Required actions |
• 1. In the honours text, what minimum average in the final year will be sought for selection?
• 2. Carry the honours text forward from its final line.

Selection |
■ ■ ■ ■ ■ ■ ■

You can expect an intensive collaborative environment that expands your understanding of a given subject. You will employ a range of complex skills and research activities to create new solutions in response to a research problem.

Outcomes of the Research Lab will be as diverse as the participants’ skillsets and experiences, they will be interdisciplinary. Your outcomes will be relevant to the research problem and be appropriate to your personal understanding and exploration of the issue or theme you have engaged with. The outcome you create may be different from your own disciplinary practice.

Honours encourages you to approach media and communication research as a disruptive, informed and transformational practice. The laboratory, from the point of view of your disciplinary experience and learning, will be seriously playful, liminal and enabling.


Selection and Honours

Posted: June 22nd, 2011 | Author: | Filed under: documentation | Tags: , | Comments Off

In the planning day workshop today (Jeremy Parker, Adrian Miles, Rachel Wilson, Russell Kerr, Cathy Greenfield) we worked out selection processes for honours. We will be seeking a minimum distinction average in your final year (70% or better) and then there will be a supplementary form, which will ask:

  • Please rank your preference for the 3 research labs.

■ ■ ■ ■ ■ ■ ■

Supplied data |
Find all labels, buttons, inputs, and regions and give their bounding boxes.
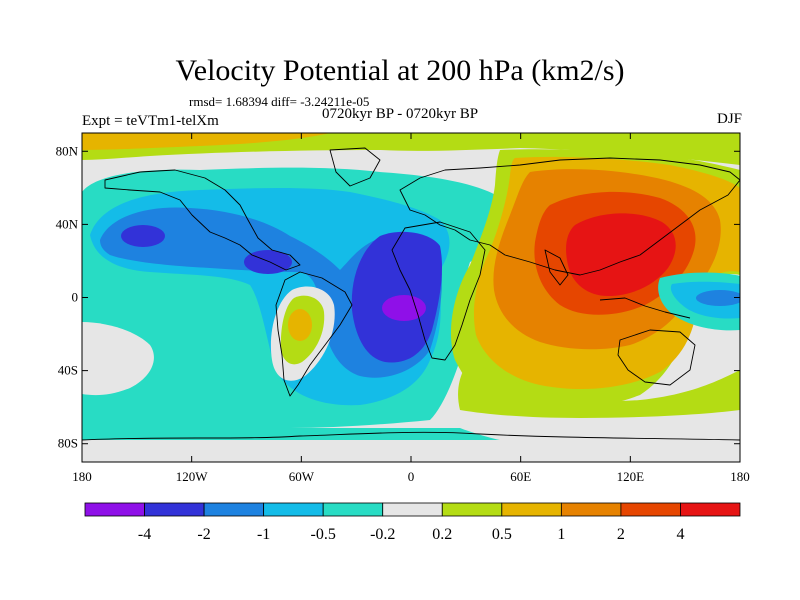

■ ■ ■ ■ ■ ■ ■

Answers for the exercise |
• 1. A distinction average, meaning 70% or better.

• 2.
  • Please briefly describe why you have these preferences.
  • Please use make a list of 10 words to describe yourself as a student.
  • Please use make a list of 10 words to describe the problems that matter to you.
  • (Optional) Is there any material of yours that you would like us to see? Please provide URLs.

Good Questions

Posted: October 22nd, 2010 | Author: | Filed under: documentation | Tags: , , | Comments Off

Questions that have arisen:

  • If you wouldn’t call it a lab, what would you call it?
  • How would you design the experience so that the lab model, etc becomes self sustaining/defining
  • What has to happen to reach a tipping point for the students to ‘get’ this model? Staff?
  • What does a 21st century honours mean, or require?
  • What do you think the pitch for this is?

Some Visitors and an Opportunity

Posted: September 23rd, 2010 | Author: | Filed under: documentation | Tags: , | Comments Off

This is from Laurene Vaughan, not sure of what exactly this day will entail.

As part of our ground work for the new honours and master of design narratives development, we have organised (through Loupe research funds) for Anne Burdick, Chair of the Graduate Media Design program at the Art Centre College of Design (California – http://www.artcenter.edu/mdp/) and Cameron Tonkinwise, Chair, Design Thinking and Sustainability, School of Design Strategies, Parsons (http://www.newschool.edu/facultyexperts/faculty.aspx?id=23672) to come and be part of a one day workshop exploring:

Educating the future media, communication and design practitioner.

This will happen on October 22. We are hoping to organise some lunchtime presentations by Anne and Cameron on the developments and challenges they have been facing in this space for the School and broader community. We also thought it would be appropriate for them to meet you, if it is possible with your diaries.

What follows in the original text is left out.